Except as provided in subsection (2), upon an indictment for an offense, consisting of different degrees, as prescribed in this chapter, the jury, or the judge in a trial without a jury, may find the accused not guilty of the offense in the degree charged in the indictment and may find the accused person guilty of a degree of that offense inferior to that charged in the indictment, or of an attempt to commit that offense.

MCL 768.29 requires the court to "instruct the jury as to the law applicable to the case" and indicates that "[t]he failure of the court to instruct the jury on any point of law shall not be ground for setting aside the verdict of the jury unless such instruction is requested by the accused."

....

> Task list:
1) According to the passage on jury verdicts and instructions, what does MCL 768.29 require the court to do?
2) Copy the passage on jury verdicts and instructions from "Except as provided" up to and including "commit that offense.".
3) Carry on the passage on jury verdicts and instructions, starting after its last sentence.

> Dataset extract:
....

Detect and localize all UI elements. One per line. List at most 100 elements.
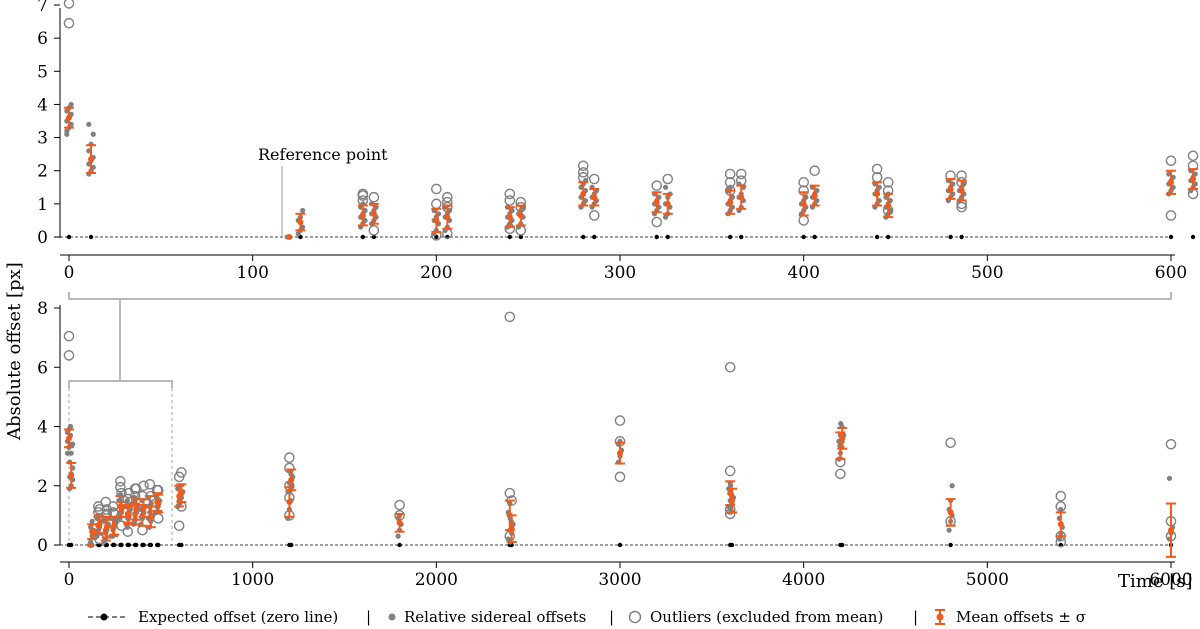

....

> Answers provided:
1) It requires the court to instruct the jury as to the law applicable to the case.

2)
Except as provided in subsection (2), upon an indictment for an offense, consisting of different degrees, as prescribed in this chapter, the jury, or the judge in a trial without a jury, may find the accused not guilty of the offense in the degree charged in the indictment and may find the accused person guilty of a degree of that offense inferior to that charged in the indictment, or of an attempt to commit that offense.

3)
A version of M.C.L. § 768.32 has been in existence since 1846. 1846 CL 5,952 provided:

"[U]pon an indictment for any offense, consisting of different degrees, as prescribed in this title, the jury may find the accused not guilty of the offense in the degree charged in the indictment, and may find such accused person guilty of any degree of such offense, inferior to that charged in the indictment, or of an attempt to commit such offense." [Hanna v. People, 19 Mich. 316, 320-321 (1869).]

In Hanna, the defendant was charged with assault with intent to kill. An issue before the Court was whether the trial court erred in instructing the jury that if it did not find the defendant guilty of the offense charged in the information, it might find the defendant guilty of simple assault and battery, which was a misdemeanor. In addressing the issue, this Court first discussed the general common-law rule, stating:

The general rule at common law was, that when an indictment charged an offense which included within it another less offense or one of a lower degree, the defendant, though acquitted of the higher offense, might be convicted of the less.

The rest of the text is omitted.